Copy out the listing that follows, exact in every word, and skip the images.

## BEGIN Task input

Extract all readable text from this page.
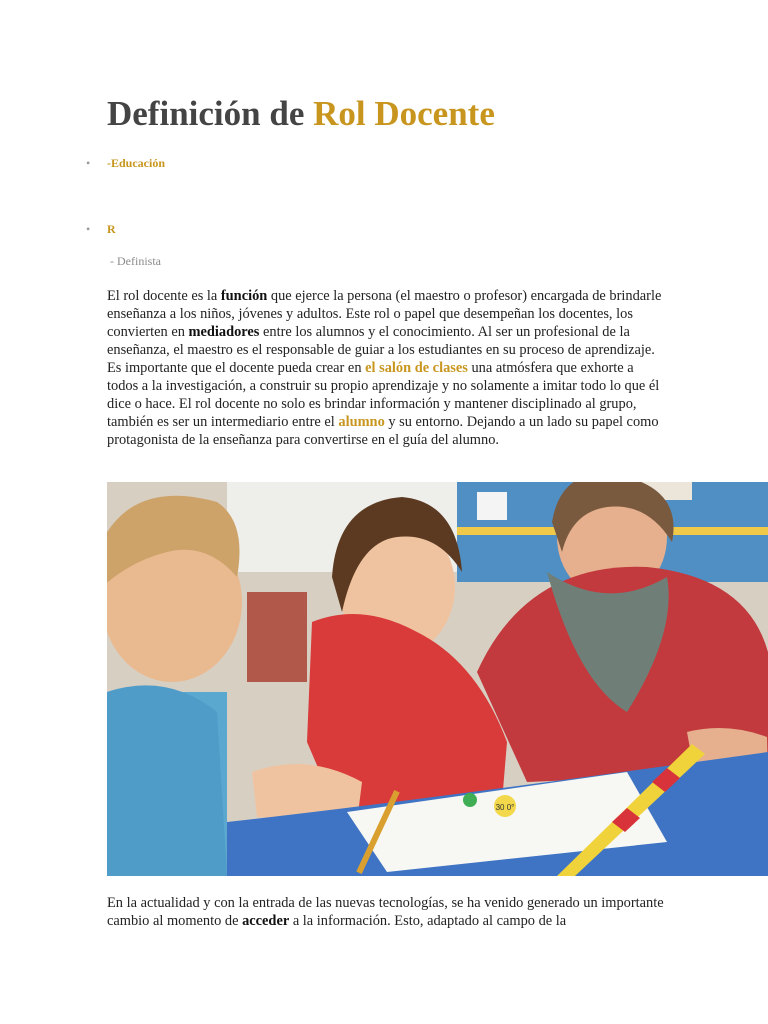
Definición de Rol Docente
• -Educación
• R
- Definista

El rol docente es la función que ejerce la persona (el maestro o profesor) encargada de brindarle enseñanza a los niños, jóvenes y adultos. Este rol o papel que desempeñan los docentes, los convierten en mediadores entre los alumnos y el conocimiento. Al ser un profesional de la enseñanza, el maestro es el responsable de guiar a los estudiantes en su proceso de aprendizaje. Es importante que el docente pueda crear en el salón de clases una atmósfera que exhorte a todos a la investigación, a construir su propio aprendizaje y no solamente a imitar todo lo que él dice o hace. El rol docente no solo es brindar información y mantener disciplinado al grupo, también es ser un intermediario entre el alumno y su entorno. Dejando a un lado su papel como protagonista de la enseñanza para convertirse en el guía del alumno.

30 0°

En la actualidad y con la entrada de las nuevas tecnologías, se ha venido generado un importante cambio al momento de acceder a la información. Esto, adaptado al campo de la
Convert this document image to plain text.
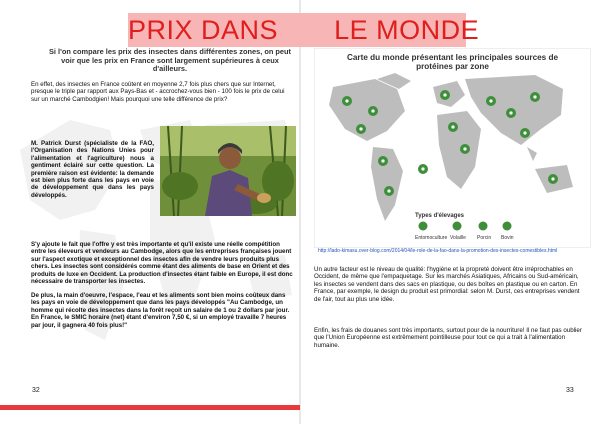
PRIX DANS LE MONDE

Si l'on compare les prix des insectes dans différentes zones, on peut voir que les prix en France sont largement supérieures à ceux d'ailleurs.

En effet, des insectes en France coûtent en moyenne 2,7 fois plus chers que sur Internet, presque le triple par rapport aux Pays-Bas et - accrochez-vous bien - 100 fois le prix de celui sur un marché Cambodgien! Mais pourquoi une telle différence de prix?

M. Patrick Durst (spécialiste de la FAO, l'Organisation des Nations Unies pour l'alimentation et l'agriculture) nous a gentiment éclairé sur cette question. La première raison est évidente: la demande est bien plus forte dans les pays en voie de développement que dans les pays développés.

S'y ajoute le fait que l'offre y est très importante et qu'il existe une réelle compétition entre les éleveurs et vendeurs au Cambodge, alors que les entreprises françaises jouent sur l'aspect exotique et exceptionnel des insectes afin de vendre leurs produits plus chers. Les insectes sont considérés comme étant des aliments de base en Orient et des produits de luxe en Occident. La production d'insectes étant faible en Europe, il est donc nécessaire de transporter les insectes.

De plus, la main d'oeuvre, l'espace, l'eau et les aliments sont bien moins coûteux dans les pays en voie de développement que dans les pays développés "Au Cambodge, un homme qui récolte des insectes dans la forêt reçoit un salaire de 1 ou 2 dollars par jour. En France, le SMIC horaire (net) étant d'environ 7,50 €, si un employé travaille 7 heures par jour, il gagnera 40 fois plus!"

32
Carte du monde présentant les principales sources de
protéines par zone
Types d'élevages
Entomoculture Volaille Porcin Bovin
http://lado-kimasu.over-blog.com/2014/04/le-role-de-la-fao-dans-la-promotion-des-insectes-comestibles.html

Un autre facteur est le niveau de qualité: l'hygiène et la propreté doivent être irréprochables en Occident, de même que l'empaquetage. Sur les marchés Asiatiques, Africains ou Sud-américain, les insectes se vendent dans des sacs en plastique, ou des boîtes en plastique ou en carton. En France, par exemple, le design du produit est primordial: selon M. Durst, ces entreprises vendent de l'air, tout au plus une idée.

Enfin, les frais de douanes sont très importants, surtout pour de la nourriture! Il ne faut pas oublier que l'Union Européenne est extrêmement pointilleuse pour tout ce qui a trait à l'alimentation humaine.

33
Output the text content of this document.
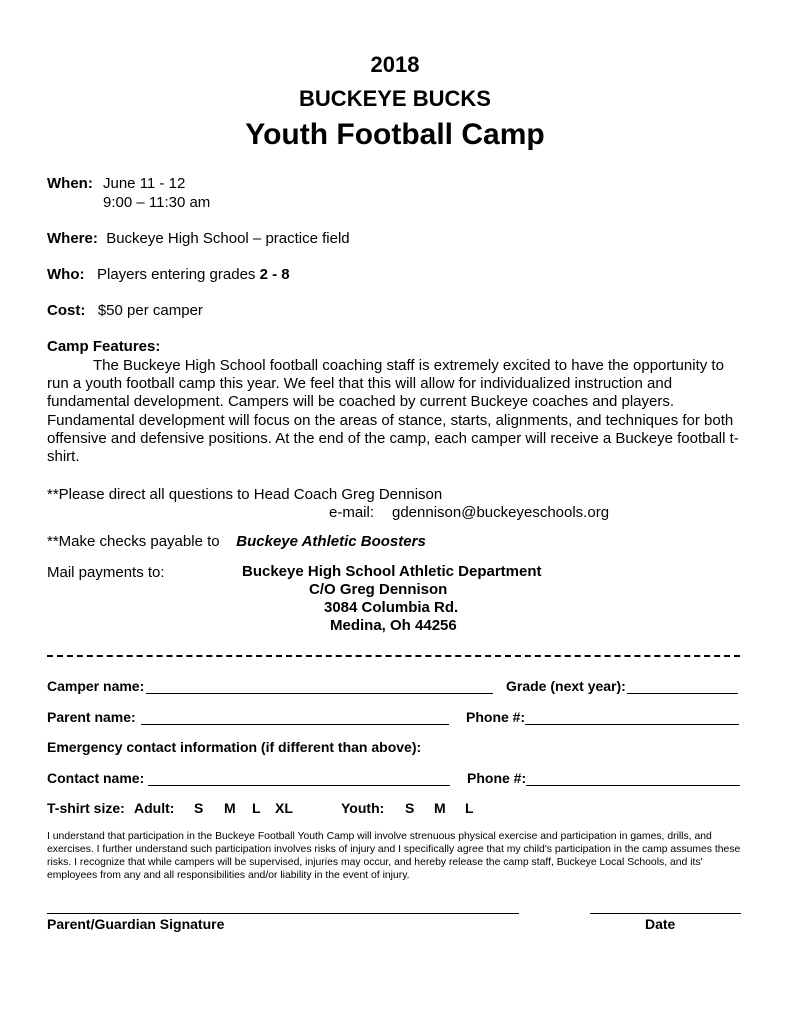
2018
BUCKEYE BUCKS
Youth Football Camp
When: June 11 - 12
9:00 – 11:30 am
Where: Buckeye High School – practice field
Who: Players entering grades 2 - 8
Cost: $50 per camper
Camp Features:
The Buckeye High School football coaching staff is extremely excited to have the opportunity to run a youth football camp this year. We feel that this will allow for individualized instruction and fundamental development. Campers will be coached by current Buckeye coaches and players. Fundamental development will focus on the areas of stance, starts, alignments, and techniques for both offensive and defensive positions. At the end of the camp, each camper will receive a Buckeye football t-shirt.
**Please direct all questions to Head Coach Greg Dennison
e-mail: gdennison@buckeyeschools.org
**Make checks payable to Buckeye Athletic Boosters
Mail payments to:	Buckeye High School Athletic Department
C/O Greg Dennison
3084 Columbia Rd.
Medina, Oh 44256
Camper name:	Grade (next year):
Parent name:	Phone #:
Emergency contact information (if different than above):
Contact name:	Phone #:
T-shirt size: Adult: S M L XL	Youth: S M L
I understand that participation in the Buckeye Football Youth Camp will involve strenuous physical exercise and participation in games, drills, and exercises. I further understand such participation involves risks of injury and I specifically agree that my child's participation in the camp assumes these risks. I recognize that while campers will be supervised, injuries may occur, and hereby release the camp staff, Buckeye Local Schools, and its' employees from any and all responsibilities and/or liability in the event of injury.
Parent/Guardian Signature	Date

## END Task input

### The response
Extract all readable text from this page.
Definición de Rol Docente
• -Educación
• R
- Definista

El rol docente es la función que ejerce la persona (el maestro o profesor) encargada de brindarle enseñanza a los niños, jóvenes y adultos. Este rol o papel que desempeñan los docentes, los convierten en mediadores entre los alumnos y el conocimiento. Al ser un profesional de la enseñanza, el maestro es el responsable de guiar a los estudiantes en su proceso de aprendizaje. Es importante que el docente pueda crear en el salón de clases una atmósfera que exhorte a todos a la investigación, a construir su propio aprendizaje y no solamente a imitar todo lo que él dice o hace. El rol docente no solo es brindar información y mantener disciplinado al grupo, también es ser un intermediario entre el alumno y su entorno. Dejando a un lado su papel como protagonista de la enseñanza para convertirse en el guía del alumno.

30 0°

En la actualidad y con la entrada de las nuevas tecnologías, se ha venido generado un importante cambio al momento de acceder a la información. Esto, adaptado al campo de la
Convert this document image to plain text.
PRIX DANS LE MONDE

Si l'on compare les prix des insectes dans différentes zones, on peut voir que les prix en France sont largement supérieures à ceux d'ailleurs.

En effet, des insectes en France coûtent en moyenne 2,7 fois plus chers que sur Internet, presque le triple par rapport aux Pays-Bas et - accrochez-vous bien - 100 fois le prix de celui sur un marché Cambodgien! Mais pourquoi une telle différence de prix?

M. Patrick Durst (spécialiste de la FAO, l'Organisation des Nations Unies pour l'alimentation et l'agriculture) nous a gentiment éclairé sur cette question. La première raison est évidente: la demande est bien plus forte dans les pays en voie de développement que dans les pays développés.

S'y ajoute le fait que l'offre y est très importante et qu'il existe une réelle compétition entre les éleveurs et vendeurs au Cambodge, alors que les entreprises françaises jouent sur l'aspect exotique et exceptionnel des insectes afin de vendre leurs produits plus chers. Les insectes sont considérés comme étant des aliments de base en Orient et des produits de luxe en Occident. La production d'insectes étant faible en Europe, il est donc nécessaire de transporter les insectes.

De plus, la main d'oeuvre, l'espace, l'eau et les aliments sont bien moins coûteux dans les pays en voie de développement que dans les pays développés "Au Cambodge, un homme qui récolte des insectes dans la forêt reçoit un salaire de 1 ou 2 dollars par jour. En France, le SMIC horaire (net) étant d'environ 7,50 €, si un employé travaille 7 heures par jour, il gagnera 40 fois plus!"

32
Carte du monde présentant les principales sources de
protéines par zone
Types d'élevages
Entomoculture Volaille Porcin Bovin
http://lado-kimasu.over-blog.com/2014/04/le-role-de-la-fao-dans-la-promotion-des-insectes-comestibles.html

Un autre facteur est le niveau de qualité: l'hygiène et la propreté doivent être irréprochables en Occident, de même que l'empaquetage. Sur les marchés Asiatiques, Africains ou Sud-américain, les insectes se vendent dans des sacs en plastique, ou des boîtes en plastique ou en carton. En France, par exemple, le design du produit est primordial: selon M. Durst, ces entreprises vendent de l'air, tout au plus une idée.

Enfin, les frais de douanes sont très importants, surtout pour de la nourriture! Il ne faut pas oublier que l'Union Européenne est extrêmement pointilleuse pour tout ce qui a trait à l'alimentation humaine.

33
Output the text content of this document.
2018
BUCKEYE BUCKS
Youth Football Camp
When: June 11 - 12
9:00 – 11:30 am
Where: Buckeye High School – practice field
Who: Players entering grades 2 - 8
Cost: $50 per camper
Camp Features:
The Buckeye High School football coaching staff is extremely excited to have the opportunity to run a youth football camp this year. We feel that this will allow for individualized instruction and fundamental development. Campers will be coached by current Buckeye coaches and players. Fundamental development will focus on the areas of stance, starts, alignments, and techniques for both offensive and defensive positions. At the end of the camp, each camper will receive a Buckeye football t-shirt.
**Please direct all questions to Head Coach Greg Dennison
e-mail: gdennison@buckeyeschools.org
**Make checks payable to Buckeye Athletic Boosters
Mail payments to:	Buckeye High School Athletic Department
C/O Greg Dennison
3084 Columbia Rd.
Medina, Oh 44256
Camper name:	Grade (next year):
Parent name:	Phone #:
Emergency contact information (if different than above):
Contact name:	Phone #:
T-shirt size: Adult: S M L XL	Youth: S M L
I understand that participation in the Buckeye Football Youth Camp will involve strenuous physical exercise and participation in games, drills, and exercises. I further understand such participation involves risks of injury and I specifically agree that my child's participation in the camp assumes these risks. I recognize that while campers will be supervised, injuries may occur, and hereby release the camp staff, Buckeye Local Schools, and its' employees from any and all responsibilities and/or liability in the event of injury.
Parent/Guardian Signature	Date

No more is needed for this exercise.